◆ **Stored dataset items**:

##########

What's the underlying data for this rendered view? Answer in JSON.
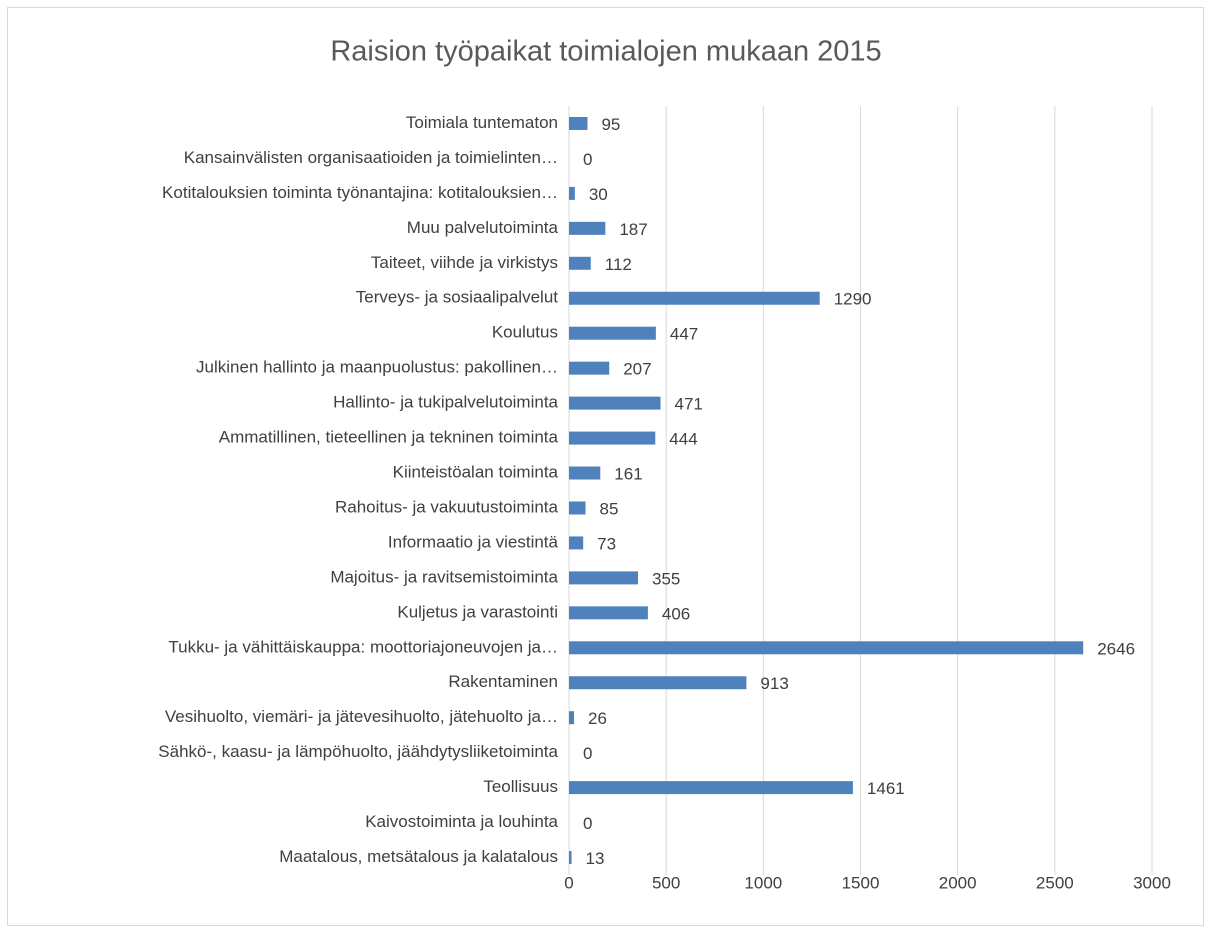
{
  "chart_data": {
    "type": "bar",
    "orientation": "horizontal",
    "title": "Raision työpaikat toimialojen mukaan 2015",
    "categories": [
      "Toimiala tuntematon",
      "Kansainvälisten organisaatioiden ja toimielinten…",
      "Kotitalouksien toiminta työnantajina: kotitalouksien…",
      "Muu palvelutoiminta",
      "Taiteet, viihde ja virkistys",
      "Terveys- ja sosiaalipalvelut",
      "Koulutus",
      "Julkinen hallinto ja maanpuolustus: pakollinen…",
      "Hallinto- ja tukipalvelutoiminta",
      "Ammatillinen, tieteellinen ja tekninen toiminta",
      "Kiinteistöalan toiminta",
      "Rahoitus- ja vakuutustoiminta",
      "Informaatio ja viestintä",
      "Majoitus- ja ravitsemistoiminta",
      "Kuljetus ja varastointi",
      "Tukku- ja vähittäiskauppa: moottoriajoneuvojen ja…",
      "Rakentaminen",
      "Vesihuolto, viemäri- ja jätevesihuolto, jätehuolto ja…",
      "Sähkö-, kaasu- ja lämpöhuolto, jäähdytysliiketoiminta",
      "Teollisuus",
      "Kaivostoiminta ja louhinta",
      "Maatalous, metsätalous ja kalatalous"
    ],
    "values": [
      95,
      0,
      30,
      187,
      112,
      1290,
      447,
      207,
      471,
      444,
      161,
      85,
      73,
      355,
      406,
      2646,
      913,
      26,
      0,
      1461,
      0,
      13
    ],
    "color": "#4f81bd",
    "xlim": [
      0,
      3000
    ],
    "xticks": [
      0,
      500,
      1000,
      1500,
      2000,
      2500,
      3000
    ],
    "grid": true
  }
}
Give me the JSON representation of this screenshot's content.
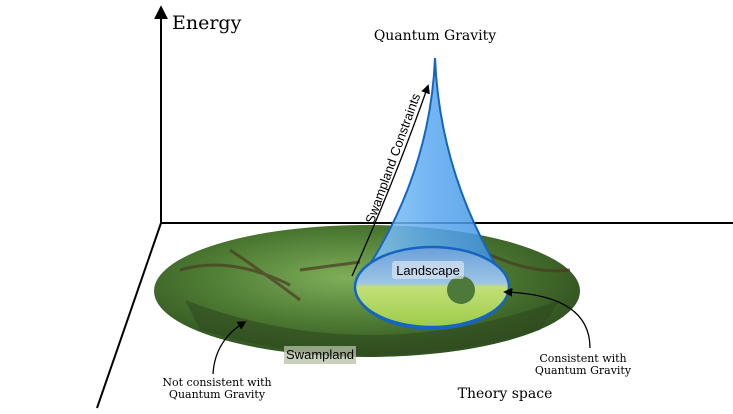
{
  "axes": {
    "vertical_label": "Energy",
    "horizontal_label": "Theory space"
  },
  "labels": {
    "top": "Quantum Gravity",
    "constraints": "Swampland Constraints",
    "landscape": "Landscape",
    "swampland": "Swampland",
    "not_consistent_line1": "Not consistent with",
    "not_consistent_line2": "Quantum Gravity",
    "consistent_line1": "Consistent with",
    "consistent_line2": "Quantum Gravity"
  },
  "colors": {
    "swamp": "#3f6b2c",
    "cone": "#5aa8f0",
    "cone_edge": "#1565c0",
    "meadow": "#b9d96a"
  }
}
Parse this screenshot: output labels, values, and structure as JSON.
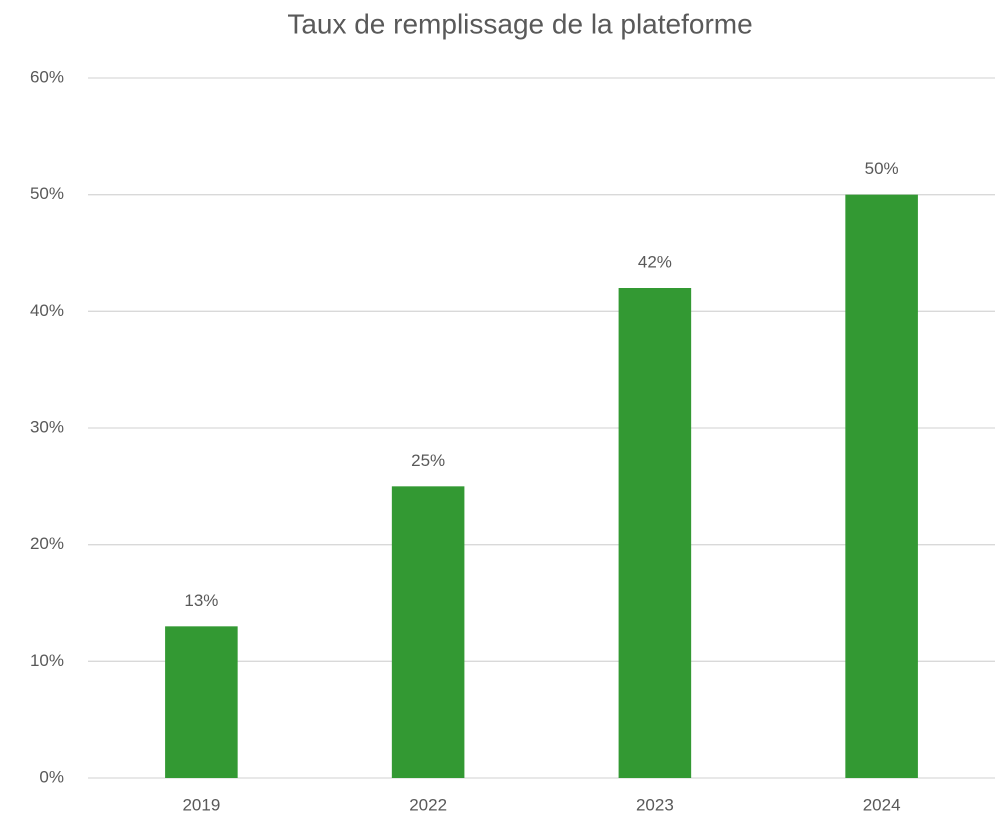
{
  "chart_data": {
    "type": "bar",
    "title": "Taux de remplissage de la plateforme",
    "categories": [
      "2019",
      "2022",
      "2023",
      "2024"
    ],
    "values": [
      13,
      25,
      42,
      50
    ],
    "value_labels": [
      "13%",
      "25%",
      "42%",
      "50%"
    ],
    "color": "#339933",
    "ylim": [
      0,
      60
    ],
    "yticks": [
      {
        "value": 0,
        "label": "0%"
      },
      {
        "value": 10,
        "label": "10%"
      },
      {
        "value": 20,
        "label": "20%"
      },
      {
        "value": 30,
        "label": "30%"
      },
      {
        "value": 40,
        "label": "40%"
      },
      {
        "value": 50,
        "label": "50%"
      },
      {
        "value": 60,
        "label": "60%"
      }
    ],
    "grid": true
  }
}
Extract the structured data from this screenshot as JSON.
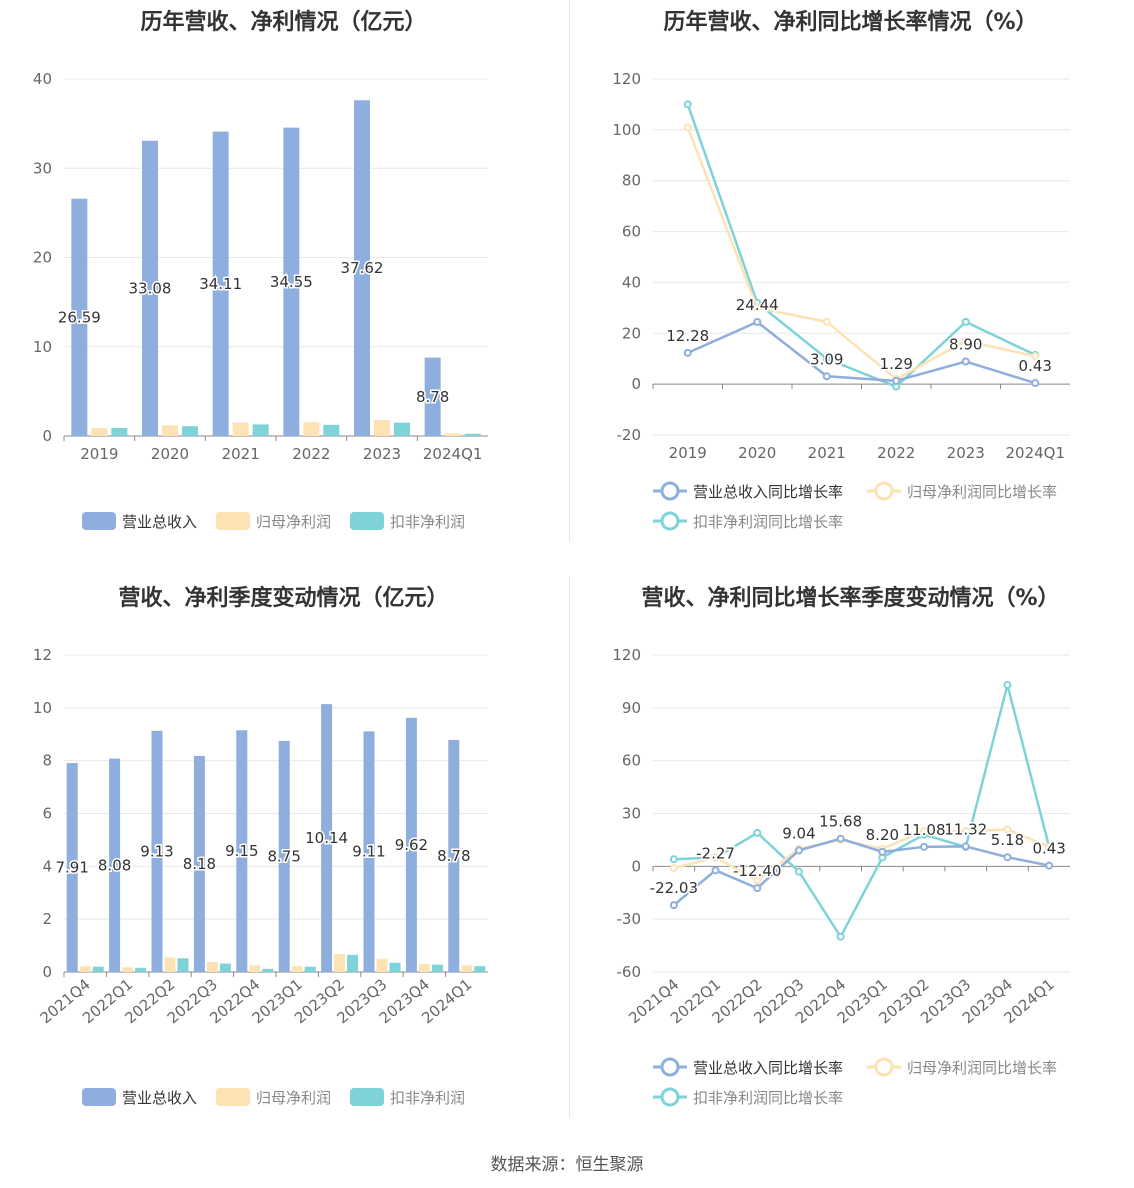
{
  "colors": {
    "revenue": "#8eaedd",
    "net_profit": "#fde3b4",
    "deducted_profit": "#7ed3d8",
    "axis_text": "#666666",
    "grid": "#e8e8ee",
    "label_text": "#333333"
  },
  "source": "数据来源：恒生聚源",
  "chart_data": [
    {
      "type": "bar",
      "title": "历年营收、净利情况（亿元）",
      "categories": [
        "2019",
        "2020",
        "2021",
        "2022",
        "2023",
        "2024Q1"
      ],
      "ylim": [
        0,
        40
      ],
      "yticks": [
        "0",
        "10",
        "20",
        "30",
        "40"
      ],
      "series": [
        {
          "name": "营业总收入",
          "values": [
            26.59,
            33.08,
            34.11,
            34.55,
            37.62,
            8.78
          ],
          "labels": [
            "26.59",
            "33.08",
            "34.11",
            "34.55",
            "37.62",
            "8.78"
          ]
        },
        {
          "name": "归母净利润",
          "values": [
            0.9,
            1.2,
            1.5,
            1.55,
            1.8,
            0.3
          ]
        },
        {
          "name": "扣非净利润",
          "values": [
            0.9,
            1.1,
            1.3,
            1.25,
            1.5,
            0.25
          ]
        }
      ],
      "legend": "bottom-center",
      "grid": true
    },
    {
      "type": "line",
      "title": "历年营收、净利同比增长率情况（%）",
      "categories": [
        "2019",
        "2020",
        "2021",
        "2022",
        "2023",
        "2024Q1"
      ],
      "ylim": [
        -20,
        120
      ],
      "yticks": [
        "-20",
        "0",
        "20",
        "40",
        "60",
        "80",
        "100",
        "120"
      ],
      "series": [
        {
          "name": "营业总收入同比增长率",
          "values": [
            12.28,
            24.44,
            3.09,
            1.29,
            8.9,
            0.43
          ],
          "labels": [
            "12.28",
            "24.44",
            "3.09",
            "1.29",
            "8.90",
            "0.43"
          ]
        },
        {
          "name": "归母净利润同比增长率",
          "values": [
            101,
            30,
            24.5,
            2,
            17,
            11
          ]
        },
        {
          "name": "扣非净利润同比增长率",
          "values": [
            110,
            32,
            10,
            -1,
            24.5,
            11.5
          ]
        }
      ],
      "legend": "bottom",
      "grid": true
    },
    {
      "type": "bar",
      "title": "营收、净利季度变动情况（亿元）",
      "categories": [
        "2021Q4",
        "2022Q1",
        "2022Q2",
        "2022Q3",
        "2022Q4",
        "2023Q1",
        "2023Q2",
        "2023Q3",
        "2023Q4",
        "2024Q1"
      ],
      "ylim": [
        0,
        12
      ],
      "yticks": [
        "0",
        "2",
        "4",
        "6",
        "8",
        "10",
        "12"
      ],
      "series": [
        {
          "name": "营业总收入",
          "values": [
            7.91,
            8.08,
            9.13,
            8.18,
            9.15,
            8.75,
            10.14,
            9.11,
            9.62,
            8.78
          ],
          "labels": [
            "7.91",
            "8.08",
            "9.13",
            "8.18",
            "9.15",
            "8.75",
            "10.14",
            "9.11",
            "9.62",
            "8.78"
          ]
        },
        {
          "name": "归母净利润",
          "values": [
            0.22,
            0.18,
            0.55,
            0.38,
            0.25,
            0.22,
            0.68,
            0.5,
            0.3,
            0.25
          ]
        },
        {
          "name": "扣非净利润",
          "values": [
            0.2,
            0.16,
            0.52,
            0.32,
            0.12,
            0.2,
            0.65,
            0.35,
            0.28,
            0.22
          ]
        }
      ],
      "legend": "bottom-center",
      "grid": true
    },
    {
      "type": "line",
      "title": "营收、净利同比增长率季度变动情况（%）",
      "categories": [
        "2021Q4",
        "2022Q1",
        "2022Q2",
        "2022Q3",
        "2022Q4",
        "2023Q1",
        "2023Q2",
        "2023Q3",
        "2023Q4",
        "2024Q1"
      ],
      "ylim": [
        -60,
        120
      ],
      "yticks": [
        "-60",
        "-30",
        "0",
        "30",
        "60",
        "90",
        "120"
      ],
      "series": [
        {
          "name": "营业总收入同比增长率",
          "values": [
            -22.03,
            -2.27,
            -12.4,
            9.04,
            15.68,
            8.2,
            11.08,
            11.32,
            5.18,
            0.43
          ],
          "labels": [
            "-22.03",
            "-2.27",
            "-12.40",
            "9.04",
            "15.68",
            "8.20",
            "11.08",
            "11.32",
            "5.18",
            "0.43"
          ]
        },
        {
          "name": "归母净利润同比增长率",
          "values": [
            -1,
            5,
            -8,
            10,
            15,
            10,
            20,
            20,
            21,
            11
          ]
        },
        {
          "name": "扣非净利润同比增长率",
          "values": [
            4,
            5,
            19,
            -3,
            -40,
            5,
            18,
            11,
            103,
            11
          ]
        }
      ],
      "legend": "bottom",
      "grid": true
    }
  ]
}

##########

◆ **Exercise details**: In the entries above, find the lines containing the word "screenshot" and say how many there are, with no other words.

◆ **Solution**: 3